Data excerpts
┌──

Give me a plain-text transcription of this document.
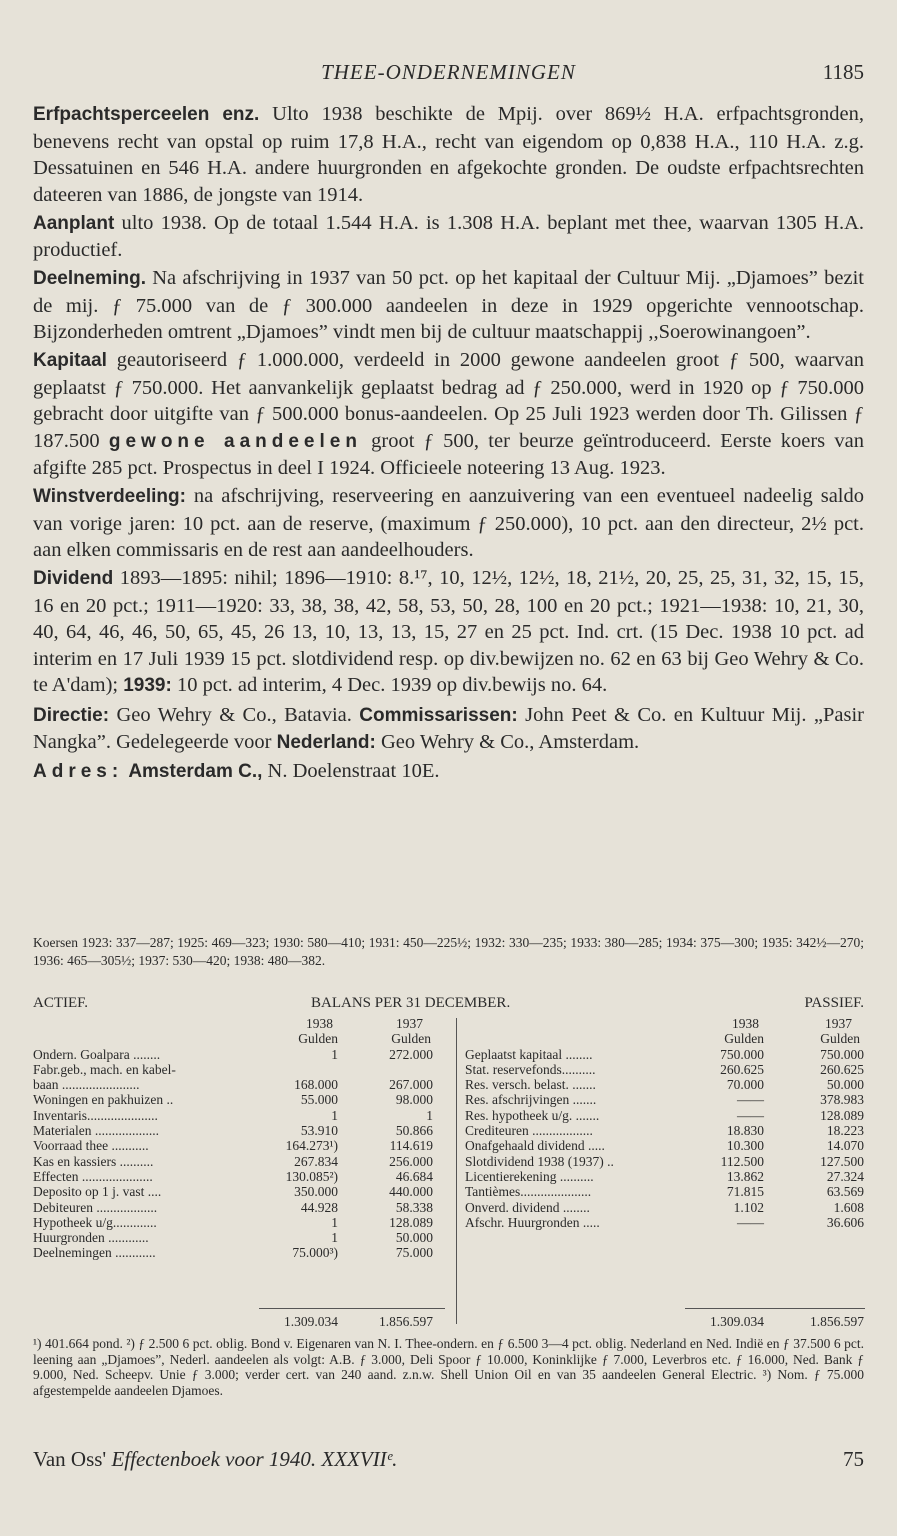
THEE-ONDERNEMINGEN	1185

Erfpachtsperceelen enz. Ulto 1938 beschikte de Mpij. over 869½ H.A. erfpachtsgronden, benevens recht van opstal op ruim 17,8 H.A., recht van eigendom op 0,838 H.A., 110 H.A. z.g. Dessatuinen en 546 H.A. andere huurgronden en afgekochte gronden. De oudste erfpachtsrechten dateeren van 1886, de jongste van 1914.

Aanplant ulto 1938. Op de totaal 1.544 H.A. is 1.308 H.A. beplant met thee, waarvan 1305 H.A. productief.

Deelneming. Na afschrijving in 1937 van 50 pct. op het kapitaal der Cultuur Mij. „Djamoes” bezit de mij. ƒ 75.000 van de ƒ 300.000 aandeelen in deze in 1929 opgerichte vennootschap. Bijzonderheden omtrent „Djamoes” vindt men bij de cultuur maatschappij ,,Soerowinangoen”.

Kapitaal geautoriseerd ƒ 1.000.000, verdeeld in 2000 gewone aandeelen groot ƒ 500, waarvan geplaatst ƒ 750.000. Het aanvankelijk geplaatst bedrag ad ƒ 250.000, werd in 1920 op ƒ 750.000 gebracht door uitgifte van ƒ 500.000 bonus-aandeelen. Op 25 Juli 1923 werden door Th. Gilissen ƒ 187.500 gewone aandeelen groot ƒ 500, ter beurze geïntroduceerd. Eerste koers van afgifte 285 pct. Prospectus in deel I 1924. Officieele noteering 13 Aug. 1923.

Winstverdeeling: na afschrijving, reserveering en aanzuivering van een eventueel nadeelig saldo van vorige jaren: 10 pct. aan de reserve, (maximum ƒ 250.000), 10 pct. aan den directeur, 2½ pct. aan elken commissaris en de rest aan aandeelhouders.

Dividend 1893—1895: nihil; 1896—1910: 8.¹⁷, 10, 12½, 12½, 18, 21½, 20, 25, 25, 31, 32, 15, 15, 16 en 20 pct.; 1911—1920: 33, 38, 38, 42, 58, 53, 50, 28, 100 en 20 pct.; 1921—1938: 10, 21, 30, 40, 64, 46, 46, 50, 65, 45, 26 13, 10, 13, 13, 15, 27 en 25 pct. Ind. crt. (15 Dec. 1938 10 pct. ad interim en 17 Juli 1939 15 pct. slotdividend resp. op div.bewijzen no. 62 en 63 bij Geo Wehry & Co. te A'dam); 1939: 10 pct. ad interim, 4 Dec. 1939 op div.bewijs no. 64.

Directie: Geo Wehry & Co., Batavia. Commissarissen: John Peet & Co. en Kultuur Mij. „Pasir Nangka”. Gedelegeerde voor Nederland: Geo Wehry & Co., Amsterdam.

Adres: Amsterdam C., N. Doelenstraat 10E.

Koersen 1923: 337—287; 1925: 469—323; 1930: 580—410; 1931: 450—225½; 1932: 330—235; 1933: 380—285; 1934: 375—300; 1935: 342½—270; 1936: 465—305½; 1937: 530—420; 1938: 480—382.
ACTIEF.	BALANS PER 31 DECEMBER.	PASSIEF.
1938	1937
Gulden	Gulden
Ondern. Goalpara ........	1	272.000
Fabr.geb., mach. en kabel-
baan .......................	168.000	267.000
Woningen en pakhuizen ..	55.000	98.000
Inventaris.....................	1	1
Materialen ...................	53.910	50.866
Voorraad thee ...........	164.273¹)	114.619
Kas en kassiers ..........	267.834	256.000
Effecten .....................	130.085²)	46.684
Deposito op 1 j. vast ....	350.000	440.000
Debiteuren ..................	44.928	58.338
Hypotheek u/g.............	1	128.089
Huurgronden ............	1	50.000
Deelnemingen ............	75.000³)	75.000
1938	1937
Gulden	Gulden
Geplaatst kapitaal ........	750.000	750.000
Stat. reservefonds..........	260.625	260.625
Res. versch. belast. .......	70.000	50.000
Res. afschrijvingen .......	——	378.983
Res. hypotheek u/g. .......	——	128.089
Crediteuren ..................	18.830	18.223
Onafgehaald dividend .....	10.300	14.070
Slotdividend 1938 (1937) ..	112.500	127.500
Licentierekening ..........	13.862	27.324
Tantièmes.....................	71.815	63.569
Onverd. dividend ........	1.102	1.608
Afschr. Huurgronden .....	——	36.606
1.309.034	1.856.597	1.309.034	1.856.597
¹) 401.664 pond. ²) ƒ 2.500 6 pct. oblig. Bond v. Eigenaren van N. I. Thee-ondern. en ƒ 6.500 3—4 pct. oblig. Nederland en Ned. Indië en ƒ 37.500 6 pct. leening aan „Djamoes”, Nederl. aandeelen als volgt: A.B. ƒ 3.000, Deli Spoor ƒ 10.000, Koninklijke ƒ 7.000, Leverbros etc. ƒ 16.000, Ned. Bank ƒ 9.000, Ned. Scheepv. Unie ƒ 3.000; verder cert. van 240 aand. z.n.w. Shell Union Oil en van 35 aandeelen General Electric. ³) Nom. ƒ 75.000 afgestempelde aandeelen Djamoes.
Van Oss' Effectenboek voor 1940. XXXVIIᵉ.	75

└──

## Directions for this task:
All of the lines above should be retyped precisely, apart from the pictures.

## Result of this exercise:
Give me a plain-text transcription of this document.
THEE-ONDERNEMINGEN	1185

Erfpachtsperceelen enz. Ulto 1938 beschikte de Mpij. over 869½ H.A. erfpachtsgronden, benevens recht van opstal op ruim 17,8 H.A., recht van eigendom op 0,838 H.A., 110 H.A. z.g. Dessatuinen en 546 H.A. andere huurgronden en afgekochte gronden. De oudste erfpachtsrechten dateeren van 1886, de jongste van 1914.

Aanplant ulto 1938. Op de totaal 1.544 H.A. is 1.308 H.A. beplant met thee, waarvan 1305 H.A. productief.

Deelneming. Na afschrijving in 1937 van 50 pct. op het kapitaal der Cultuur Mij. „Djamoes” bezit de mij. ƒ 75.000 van de ƒ 300.000 aandeelen in deze in 1929 opgerichte vennootschap. Bijzonderheden omtrent „Djamoes” vindt men bij de cultuur maatschappij ,,Soerowinangoen”.

Kapitaal geautoriseerd ƒ 1.000.000, verdeeld in 2000 gewone aandeelen groot ƒ 500, waarvan geplaatst ƒ 750.000. Het aanvankelijk geplaatst bedrag ad ƒ 250.000, werd in 1920 op ƒ 750.000 gebracht door uitgifte van ƒ 500.000 bonus-aandeelen. Op 25 Juli 1923 werden door Th. Gilissen ƒ 187.500 gewone aandeelen groot ƒ 500, ter beurze geïntroduceerd. Eerste koers van afgifte 285 pct. Prospectus in deel I 1924. Officieele noteering 13 Aug. 1923.

Winstverdeeling: na afschrijving, reserveering en aanzuivering van een eventueel nadeelig saldo van vorige jaren: 10 pct. aan de reserve, (maximum ƒ 250.000), 10 pct. aan den directeur, 2½ pct. aan elken commissaris en de rest aan aandeelhouders.

Dividend 1893—1895: nihil; 1896—1910: 8.¹⁷, 10, 12½, 12½, 18, 21½, 20, 25, 25, 31, 32, 15, 15, 16 en 20 pct.; 1911—1920: 33, 38, 38, 42, 58, 53, 50, 28, 100 en 20 pct.; 1921—1938: 10, 21, 30, 40, 64, 46, 46, 50, 65, 45, 26 13, 10, 13, 13, 15, 27 en 25 pct. Ind. crt. (15 Dec. 1938 10 pct. ad interim en 17 Juli 1939 15 pct. slotdividend resp. op div.bewijzen no. 62 en 63 bij Geo Wehry & Co. te A'dam); 1939: 10 pct. ad interim, 4 Dec. 1939 op div.bewijs no. 64.

Directie: Geo Wehry & Co., Batavia. Commissarissen: John Peet & Co. en Kultuur Mij. „Pasir Nangka”. Gedelegeerde voor Nederland: Geo Wehry & Co., Amsterdam.

Adres: Amsterdam C., N. Doelenstraat 10E.

Koersen 1923: 337—287; 1925: 469—323; 1930: 580—410; 1931: 450—225½; 1932: 330—235; 1933: 380—285; 1934: 375—300; 1935: 342½—270; 1936: 465—305½; 1937: 530—420; 1938: 480—382.
ACTIEF.	BALANS PER 31 DECEMBER.	PASSIEF.
1938	1937
Gulden	Gulden
Ondern. Goalpara ........	1	272.000
Fabr.geb., mach. en kabel-
baan .......................	168.000	267.000
Woningen en pakhuizen ..	55.000	98.000
Inventaris.....................	1	1
Materialen ...................	53.910	50.866
Voorraad thee ...........	164.273¹)	114.619
Kas en kassiers ..........	267.834	256.000
Effecten .....................	130.085²)	46.684
Deposito op 1 j. vast ....	350.000	440.000
Debiteuren ..................	44.928	58.338
Hypotheek u/g.............	1	128.089
Huurgronden ............	1	50.000
Deelnemingen ............	75.000³)	75.000
1938	1937
Gulden	Gulden
Geplaatst kapitaal ........	750.000	750.000
Stat. reservefonds..........	260.625	260.625
Res. versch. belast. .......	70.000	50.000
Res. afschrijvingen .......	——	378.983
Res. hypotheek u/g. .......	——	128.089
Crediteuren ..................	18.830	18.223
Onafgehaald dividend .....	10.300	14.070
Slotdividend 1938 (1937) ..	112.500	127.500
Licentierekening ..........	13.862	27.324
Tantièmes.....................	71.815	63.569
Onverd. dividend ........	1.102	1.608
Afschr. Huurgronden .....	——	36.606
1.309.034	1.856.597	1.309.034	1.856.597
¹) 401.664 pond. ²) ƒ 2.500 6 pct. oblig. Bond v. Eigenaren van N. I. Thee-ondern. en ƒ 6.500 3—4 pct. oblig. Nederland en Ned. Indië en ƒ 37.500 6 pct. leening aan „Djamoes”, Nederl. aandeelen als volgt: A.B. ƒ 3.000, Deli Spoor ƒ 10.000, Koninklijke ƒ 7.000, Leverbros etc. ƒ 16.000, Ned. Bank ƒ 9.000, Ned. Scheepv. Unie ƒ 3.000; verder cert. van 240 aand. z.n.w. Shell Union Oil en van 35 aandeelen General Electric. ³) Nom. ƒ 75.000 afgestempelde aandeelen Djamoes.
Van Oss' Effectenboek voor 1940. XXXVIIᵉ.	75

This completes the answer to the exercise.